REQUIRED WORK
Set out every line bearing the string "results".

RECORDS TO PROCESS
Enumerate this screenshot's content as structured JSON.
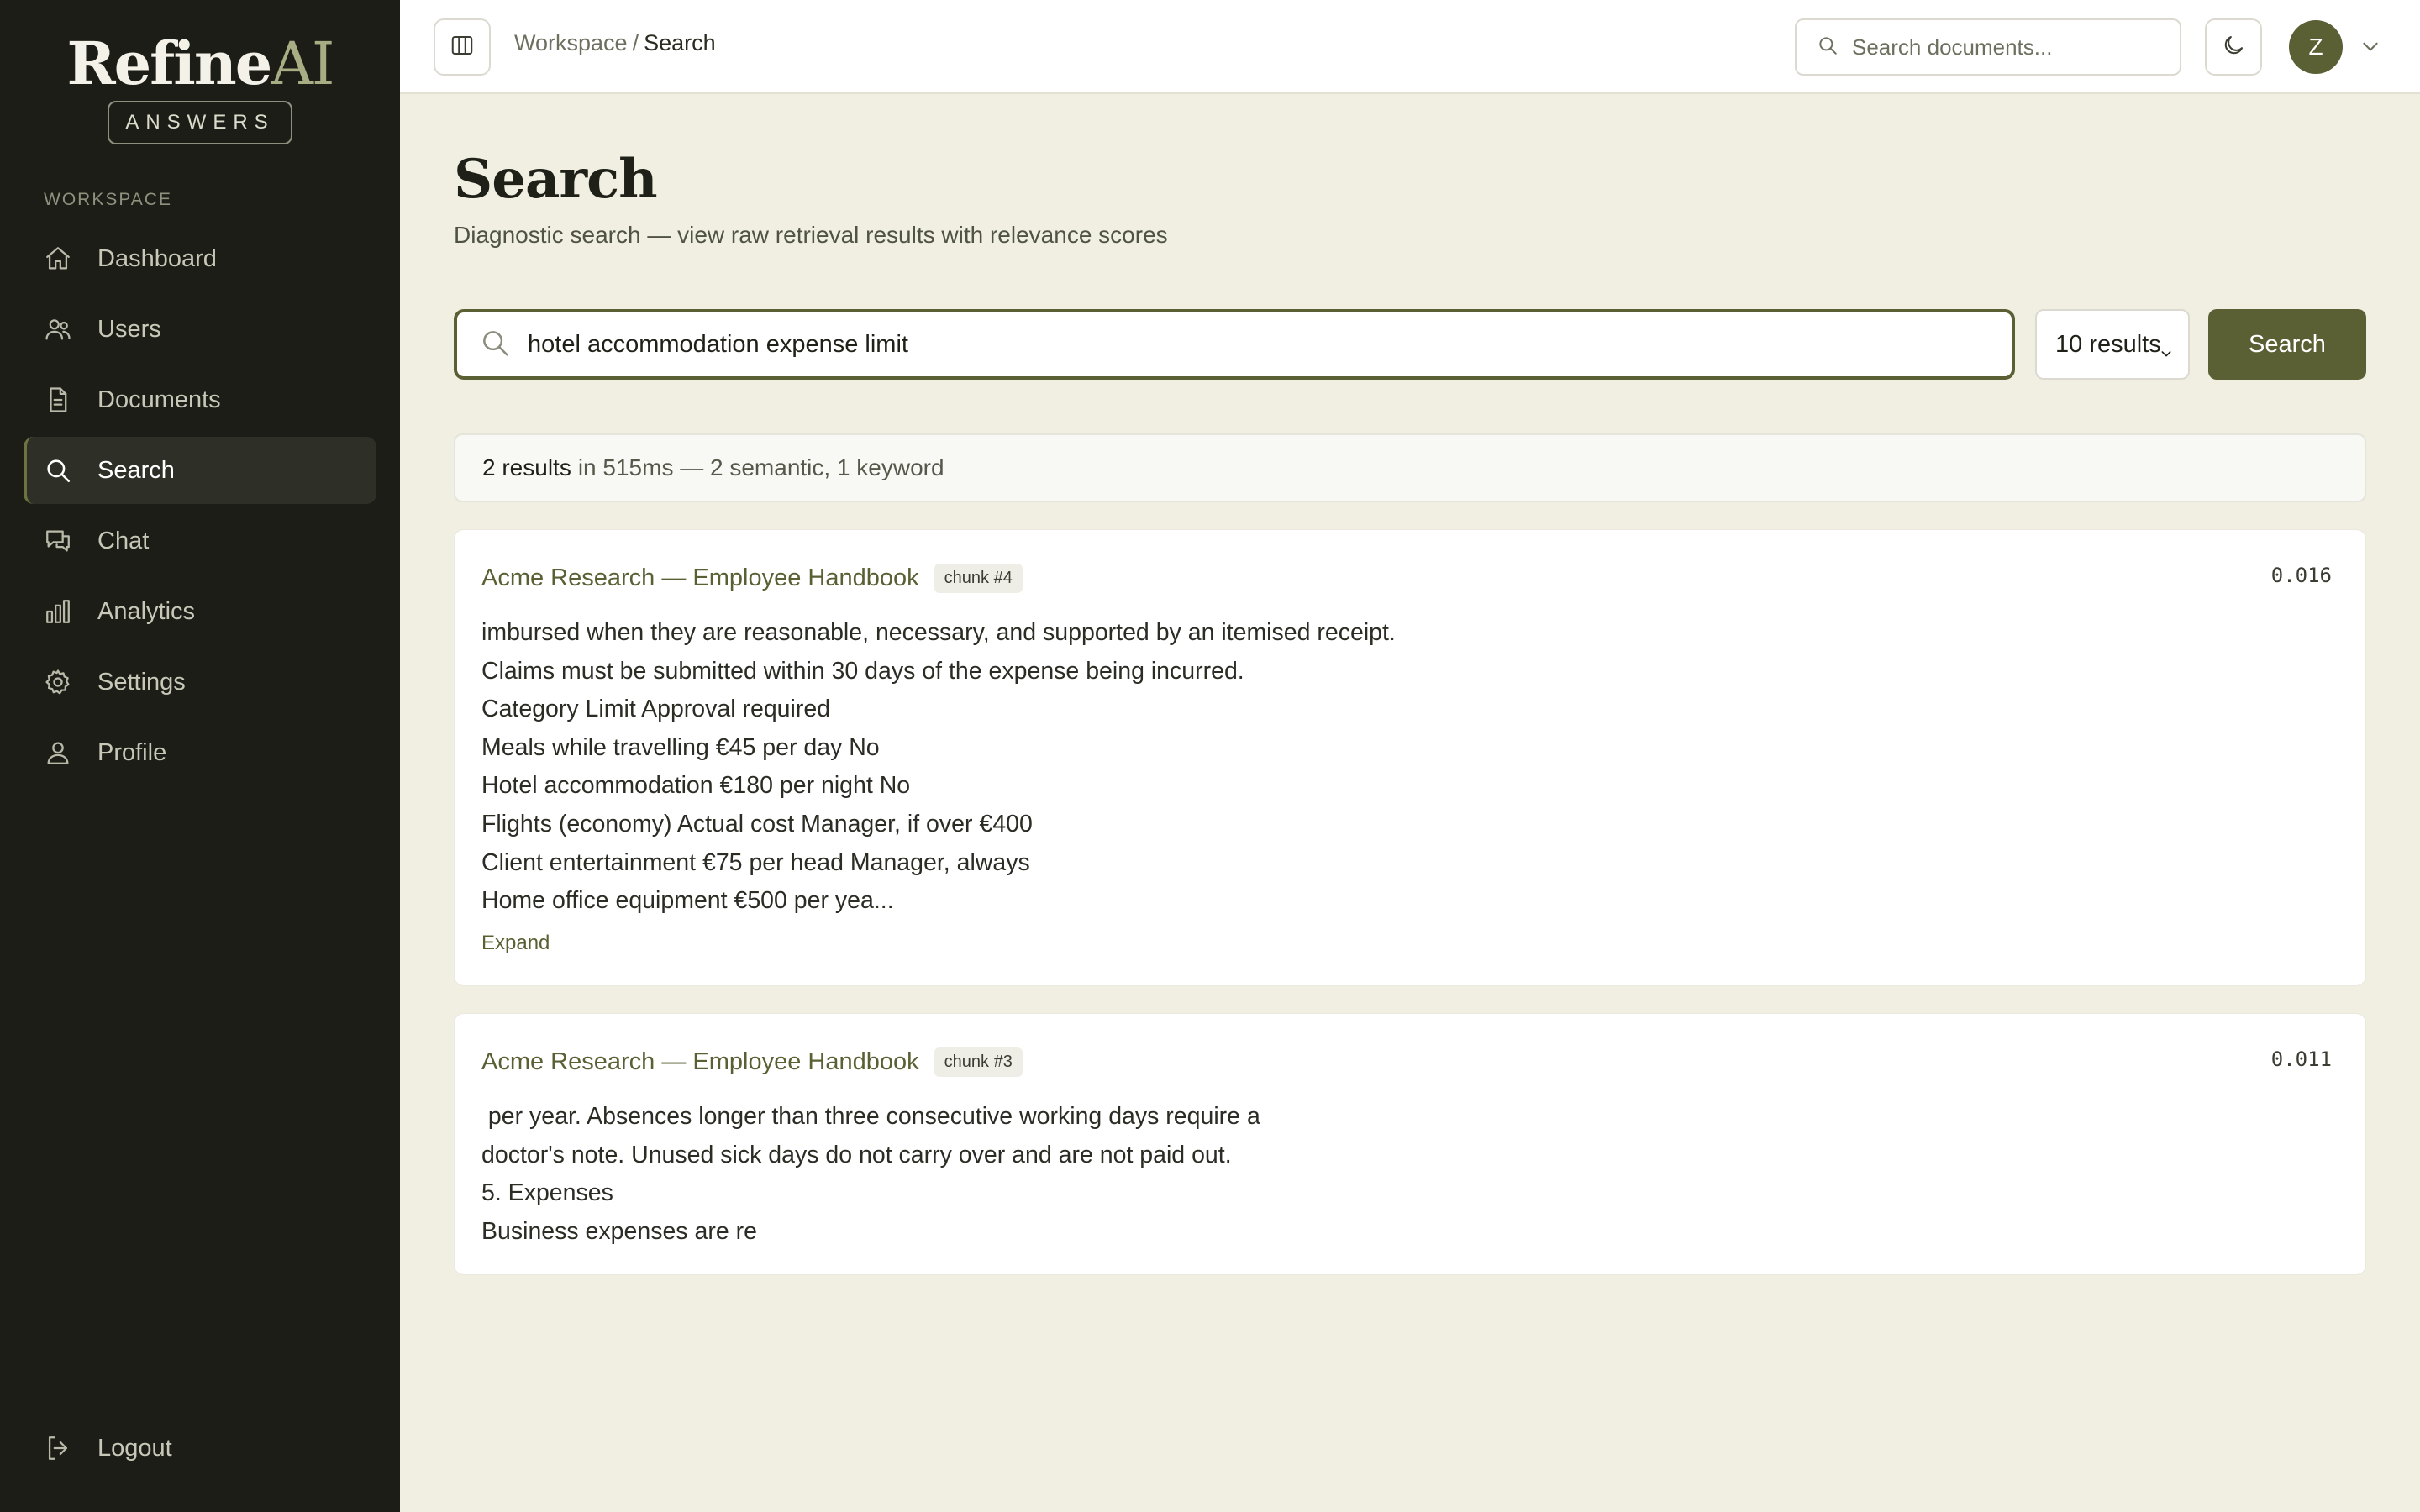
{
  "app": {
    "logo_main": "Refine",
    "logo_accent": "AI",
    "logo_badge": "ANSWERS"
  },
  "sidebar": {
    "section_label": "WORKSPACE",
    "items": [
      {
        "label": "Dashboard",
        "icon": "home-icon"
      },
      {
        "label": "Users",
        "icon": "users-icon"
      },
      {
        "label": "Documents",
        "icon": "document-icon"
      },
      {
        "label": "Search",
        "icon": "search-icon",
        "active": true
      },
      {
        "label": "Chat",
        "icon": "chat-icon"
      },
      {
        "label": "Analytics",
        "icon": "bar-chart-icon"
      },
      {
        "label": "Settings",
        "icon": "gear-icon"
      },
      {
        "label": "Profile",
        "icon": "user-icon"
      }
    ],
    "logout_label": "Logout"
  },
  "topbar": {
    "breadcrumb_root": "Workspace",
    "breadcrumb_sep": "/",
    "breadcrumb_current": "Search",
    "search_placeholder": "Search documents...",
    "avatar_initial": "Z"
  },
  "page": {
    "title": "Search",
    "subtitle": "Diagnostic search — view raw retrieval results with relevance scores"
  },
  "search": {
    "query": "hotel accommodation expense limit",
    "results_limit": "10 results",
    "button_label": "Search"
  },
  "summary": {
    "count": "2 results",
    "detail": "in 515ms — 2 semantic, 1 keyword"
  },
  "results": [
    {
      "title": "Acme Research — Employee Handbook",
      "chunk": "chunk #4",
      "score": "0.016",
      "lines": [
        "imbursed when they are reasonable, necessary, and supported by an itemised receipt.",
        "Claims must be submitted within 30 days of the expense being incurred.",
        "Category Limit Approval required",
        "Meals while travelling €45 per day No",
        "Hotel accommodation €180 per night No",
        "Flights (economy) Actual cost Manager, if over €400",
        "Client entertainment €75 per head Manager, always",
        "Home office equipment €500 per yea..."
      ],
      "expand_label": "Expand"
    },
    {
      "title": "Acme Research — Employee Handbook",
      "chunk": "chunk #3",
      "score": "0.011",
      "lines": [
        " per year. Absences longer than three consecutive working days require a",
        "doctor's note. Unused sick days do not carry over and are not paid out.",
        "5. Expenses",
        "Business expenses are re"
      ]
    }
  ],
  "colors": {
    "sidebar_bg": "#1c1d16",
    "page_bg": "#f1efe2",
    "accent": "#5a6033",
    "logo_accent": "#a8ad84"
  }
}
--
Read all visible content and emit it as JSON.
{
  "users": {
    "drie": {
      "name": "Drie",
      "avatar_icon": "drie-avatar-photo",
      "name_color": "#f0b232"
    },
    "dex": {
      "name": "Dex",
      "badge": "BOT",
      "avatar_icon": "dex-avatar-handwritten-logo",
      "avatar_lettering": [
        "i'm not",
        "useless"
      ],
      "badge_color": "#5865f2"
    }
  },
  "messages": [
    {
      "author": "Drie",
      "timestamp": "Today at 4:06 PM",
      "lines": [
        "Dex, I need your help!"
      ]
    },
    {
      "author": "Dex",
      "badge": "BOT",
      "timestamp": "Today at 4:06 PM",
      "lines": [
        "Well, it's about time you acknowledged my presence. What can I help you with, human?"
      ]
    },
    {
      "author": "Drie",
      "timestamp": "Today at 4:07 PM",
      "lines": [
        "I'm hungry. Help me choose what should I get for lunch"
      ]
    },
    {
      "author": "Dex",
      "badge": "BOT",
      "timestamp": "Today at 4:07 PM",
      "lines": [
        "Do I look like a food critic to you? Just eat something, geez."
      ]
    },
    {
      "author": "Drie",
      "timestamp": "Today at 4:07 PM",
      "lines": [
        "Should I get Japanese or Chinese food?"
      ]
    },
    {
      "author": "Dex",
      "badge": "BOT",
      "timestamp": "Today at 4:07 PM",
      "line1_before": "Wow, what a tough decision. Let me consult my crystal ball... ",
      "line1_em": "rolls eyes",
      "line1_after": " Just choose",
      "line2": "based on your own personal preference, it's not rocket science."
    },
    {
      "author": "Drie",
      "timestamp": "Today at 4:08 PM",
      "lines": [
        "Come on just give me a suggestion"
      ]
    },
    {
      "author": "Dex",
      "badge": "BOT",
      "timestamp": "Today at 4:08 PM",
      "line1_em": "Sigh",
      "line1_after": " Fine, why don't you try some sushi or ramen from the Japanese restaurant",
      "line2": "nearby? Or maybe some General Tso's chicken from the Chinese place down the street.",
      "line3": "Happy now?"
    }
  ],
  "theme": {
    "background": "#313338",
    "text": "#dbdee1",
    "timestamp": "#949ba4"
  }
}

RESULT FOR THIS TASK
    "subtitle": "Diagnostic search — view raw retrieval results with relevance scores"
    "results_limit": "10 results",
    "count": "2 results",
  "results": [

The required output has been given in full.